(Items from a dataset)

%%

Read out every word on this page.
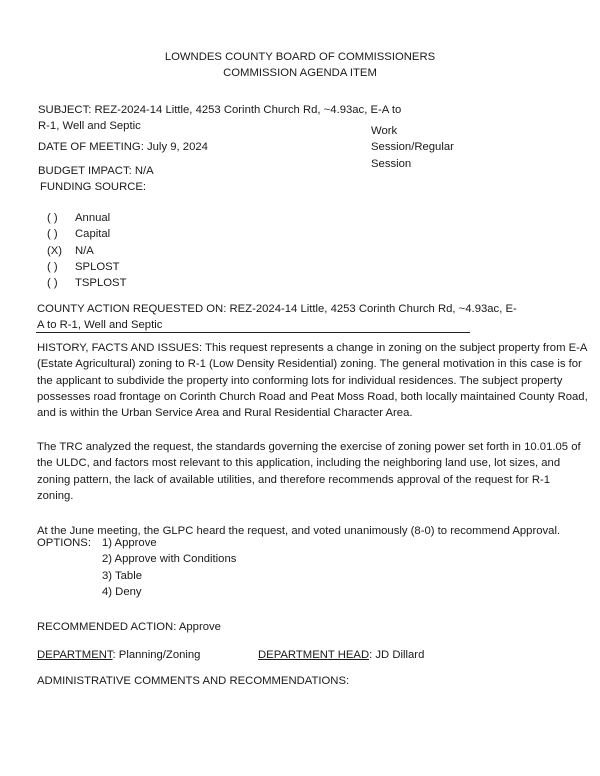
LOWNDES COUNTY BOARD OF COMMISSIONERS
COMMISSION AGENDA ITEM
SUBJECT: REZ-2024-14 Little, 4253 Corinth Church Rd, ~4.93ac, E-A to
R-1, Well and Septic
DATE OF MEETING: July 9, 2024
Work
Session/Regular
Session
BUDGET IMPACT: N/A
FUNDING SOURCE:
( )	Annual
( )	Capital
(X)	N/A
( )	SPLOST
( )	TSPLOST
COUNTY ACTION REQUESTED ON: REZ-2024-14 Little, 4253 Corinth Church Rd, ~4.93ac, E-
A to R-1, Well and Septic
HISTORY, FACTS AND ISSUES: This request represents a change in zoning on the subject property from E-A
(Estate Agricultural) zoning to R-1 (Low Density Residential) zoning. The general motivation in this case is for
the applicant to subdivide the property into conforming lots for individual residences. The subject property
possesses road frontage on Corinth Church Road and Peat Moss Road, both locally maintained County Road,
and is within the Urban Service Area and Rural Residential Character Area.
The TRC analyzed the request, the standards governing the exercise of zoning power set forth in 10.01.05 of
the ULDC, and factors most relevant to this application, including the neighboring land use, lot sizes, and
zoning pattern, the lack of available utilities, and therefore recommends approval of the request for R-1
zoning.
At the June meeting, the GLPC heard the request, and voted unanimously (8-0) to recommend Approval.
OPTIONS: 1) Approve
2) Approve with Conditions
3) Table
4) Deny
RECOMMENDED ACTION: Approve
DEPARTMENT: Planning/Zoning	DEPARTMENT HEAD: JD Dillard
ADMINISTRATIVE COMMENTS AND RECOMMENDATIONS:
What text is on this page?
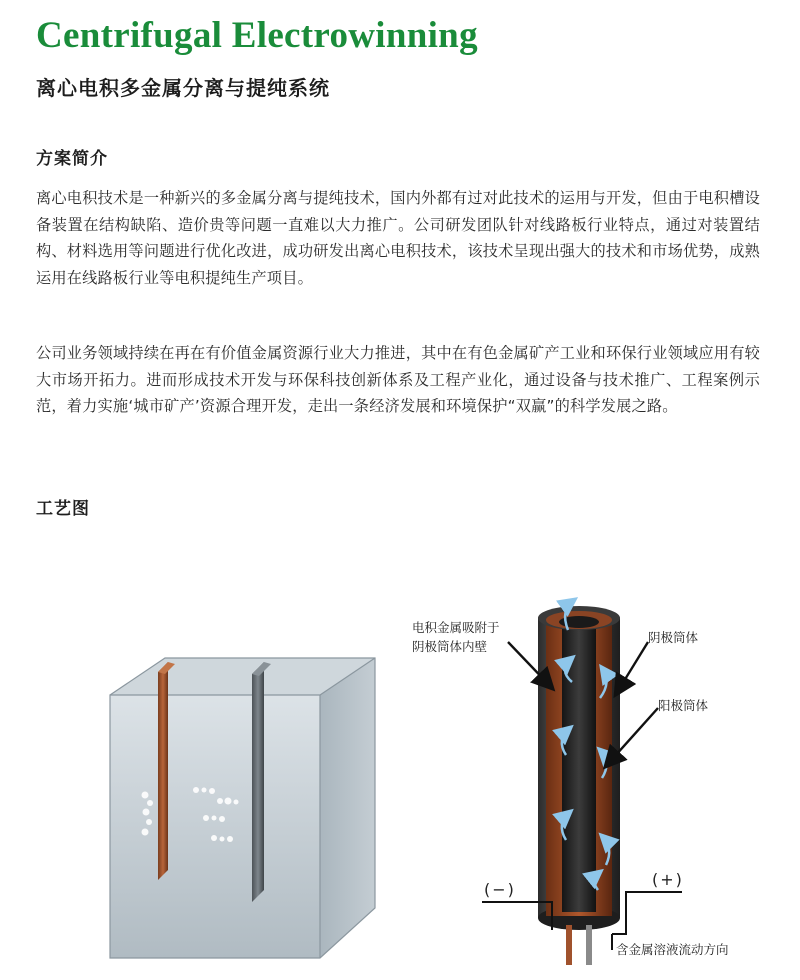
Centrifugal Electrowinning
离心电积多金属分离与提纯系统
方案简介

离心电积技术是一种新兴的多金属分离与提纯技术，国内外都有过对此技术的运用与开发，但由于电积槽设备装置在结构缺陷、造价贵等问题一直难以大力推广。公司研发团队针对线路板行业特点，通过对装置结构、材料选用等问题进行优化改进，成功研发出离心电积技术，该技术呈现出强大的技术和市场优势，成熟运用在线路板行业等电积提纯生产项目。

公司业务领域持续在再在有价值金属资源行业大力推进，其中在有色金属矿产工业和环保行业领域应用有较大市场开拓力。进而形成技术开发与环保科技创新体系及工程产业化，通过设备与技术推广、工程案例示范，着力实施‘城市矿产’资源合理开发，走出一条经济发展和环境保护“双赢”的科学发展之路。

工艺图

电积金属吸附于

阴极筒体内壁

阴极筒体

阳极筒体

(−)

(+)

含金属溶液流动方向
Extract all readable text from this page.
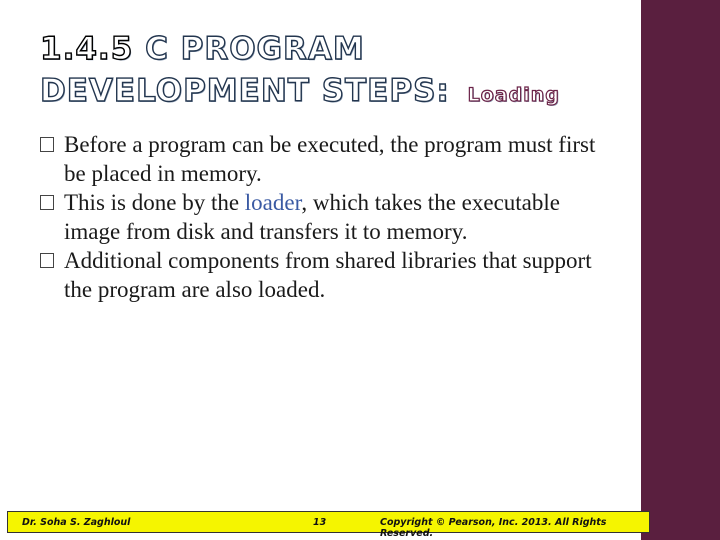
1.4.5 C PROGRAM
DEVELOPMENT STEPS: Loading
Before a program can be executed, the program must first be placed in memory.
This is done by the loader, which takes the executable image from disk and transfers it to memory.
Additional components from shared libraries that support the program are also loaded.
Dr. Soha S. Zaghloul	13	Copyright © Pearson, Inc. 2013. All Rights Reserved.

%%

◆ Direction ◆
Every line should be retyped exactly, with the pictures omitted.

◆ Reply ◆
Read out every word on this page.
LOWNDES COUNTY BOARD OF COMMISSIONERS
COMMISSION AGENDA ITEM
SUBJECT: REZ-2024-14 Little, 4253 Corinth Church Rd, ~4.93ac, E-A to
R-1, Well and Septic
DATE OF MEETING: July 9, 2024
Work
Session/Regular
Session
BUDGET IMPACT: N/A
FUNDING SOURCE:
( )	Annual
( )	Capital
(X)	N/A
( )	SPLOST
( )	TSPLOST
COUNTY ACTION REQUESTED ON: REZ-2024-14 Little, 4253 Corinth Church Rd, ~4.93ac, E-
A to R-1, Well and Septic
HISTORY, FACTS AND ISSUES: This request represents a change in zoning on the subject property from E-A
(Estate Agricultural) zoning to R-1 (Low Density Residential) zoning. The general motivation in this case is for
the applicant to subdivide the property into conforming lots for individual residences. The subject property
possesses road frontage on Corinth Church Road and Peat Moss Road, both locally maintained County Road,
and is within the Urban Service Area and Rural Residential Character Area.
The TRC analyzed the request, the standards governing the exercise of zoning power set forth in 10.01.05 of
the ULDC, and factors most relevant to this application, including the neighboring land use, lot sizes, and
zoning pattern, the lack of available utilities, and therefore recommends approval of the request for R-1
zoning.
At the June meeting, the GLPC heard the request, and voted unanimously (8-0) to recommend Approval.
OPTIONS: 1) Approve
2) Approve with Conditions
3) Table
4) Deny
RECOMMENDED ACTION: Approve
DEPARTMENT: Planning/Zoning	DEPARTMENT HEAD: JD Dillard
ADMINISTRATIVE COMMENTS AND RECOMMENDATIONS:
What text is on this page?
Centrifugal Electrowinning
离心电积多金属分离与提纯系统
方案简介

离心电积技术是一种新兴的多金属分离与提纯技术，国内外都有过对此技术的运用与开发，但由于电积槽设备装置在结构缺陷、造价贵等问题一直难以大力推广。公司研发团队针对线路板行业特点，通过对装置结构、材料选用等问题进行优化改进，成功研发出离心电积技术，该技术呈现出强大的技术和市场优势，成熟运用在线路板行业等电积提纯生产项目。

公司业务领域持续在再在有价值金属资源行业大力推进，其中在有色金属矿产工业和环保行业领域应用有较大市场开拓力。进而形成技术开发与环保科技创新体系及工程产业化，通过设备与技术推广、工程案例示范，着力实施‘城市矿产’资源合理开发，走出一条经济发展和环境保护“双赢”的科学发展之路。

工艺图

电积金属吸附于

阴极筒体内壁

阴极筒体

阳极筒体

(−)

(+)

含金属溶液流动方向
Extract all readable text from this page.
1.4.5 C PROGRAM
DEVELOPMENT STEPS: Loading
Before a program can be executed, the program must first be placed in memory.
This is done by the loader, which takes the executable image from disk and transfers it to memory.
Additional components from shared libraries that support the program are also loaded.
Dr. Soha S. Zaghloul	13	Copyright © Pearson, Inc. 2013. All Rights Reserved.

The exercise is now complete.